Task description = Give the records back in full, exactly as they read.

Records for the exercise =
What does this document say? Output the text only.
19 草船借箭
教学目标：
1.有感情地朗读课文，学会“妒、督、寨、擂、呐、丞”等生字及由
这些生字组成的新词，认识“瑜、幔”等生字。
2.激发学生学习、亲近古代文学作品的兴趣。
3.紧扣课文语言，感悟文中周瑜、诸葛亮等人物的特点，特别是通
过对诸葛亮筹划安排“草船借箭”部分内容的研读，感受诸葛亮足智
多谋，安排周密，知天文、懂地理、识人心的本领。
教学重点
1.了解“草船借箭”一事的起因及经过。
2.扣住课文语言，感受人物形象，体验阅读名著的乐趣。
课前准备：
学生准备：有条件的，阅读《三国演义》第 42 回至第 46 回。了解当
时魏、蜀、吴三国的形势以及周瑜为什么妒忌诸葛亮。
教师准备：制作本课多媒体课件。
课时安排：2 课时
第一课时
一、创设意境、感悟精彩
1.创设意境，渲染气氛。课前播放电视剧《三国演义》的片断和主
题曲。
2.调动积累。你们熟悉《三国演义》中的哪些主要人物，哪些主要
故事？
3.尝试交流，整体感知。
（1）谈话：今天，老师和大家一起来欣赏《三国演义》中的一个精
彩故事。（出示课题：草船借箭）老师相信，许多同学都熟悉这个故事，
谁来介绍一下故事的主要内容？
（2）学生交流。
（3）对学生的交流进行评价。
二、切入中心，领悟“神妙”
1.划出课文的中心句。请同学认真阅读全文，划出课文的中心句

Complete output =
What does this document say? Output the text only.
19 草船借箭
教学目标：
1.有感情地朗读课文，学会“妒、督、寨、擂、呐、丞”等生字及由
这些生字组成的新词，认识“瑜、幔”等生字。
2.激发学生学习、亲近古代文学作品的兴趣。
3.紧扣课文语言，感悟文中周瑜、诸葛亮等人物的特点，特别是通
过对诸葛亮筹划安排“草船借箭”部分内容的研读，感受诸葛亮足智
多谋，安排周密，知天文、懂地理、识人心的本领。
教学重点
1.了解“草船借箭”一事的起因及经过。
2.扣住课文语言，感受人物形象，体验阅读名著的乐趣。
课前准备：
学生准备：有条件的，阅读《三国演义》第 42 回至第 46 回。了解当
时魏、蜀、吴三国的形势以及周瑜为什么妒忌诸葛亮。
教师准备：制作本课多媒体课件。
课时安排：2 课时
第一课时
一、创设意境、感悟精彩
1.创设意境，渲染气氛。课前播放电视剧《三国演义》的片断和主
题曲。
2.调动积累。你们熟悉《三国演义》中的哪些主要人物，哪些主要
故事？
3.尝试交流，整体感知。
（1）谈话：今天，老师和大家一起来欣赏《三国演义》中的一个精
彩故事。（出示课题：草船借箭）老师相信，许多同学都熟悉这个故事，
谁来介绍一下故事的主要内容？
（2）学生交流。
（3）对学生的交流进行评价。
二、切入中心，领悟“神妙”
1.划出课文的中心句。请同学认真阅读全文，划出课文的中心句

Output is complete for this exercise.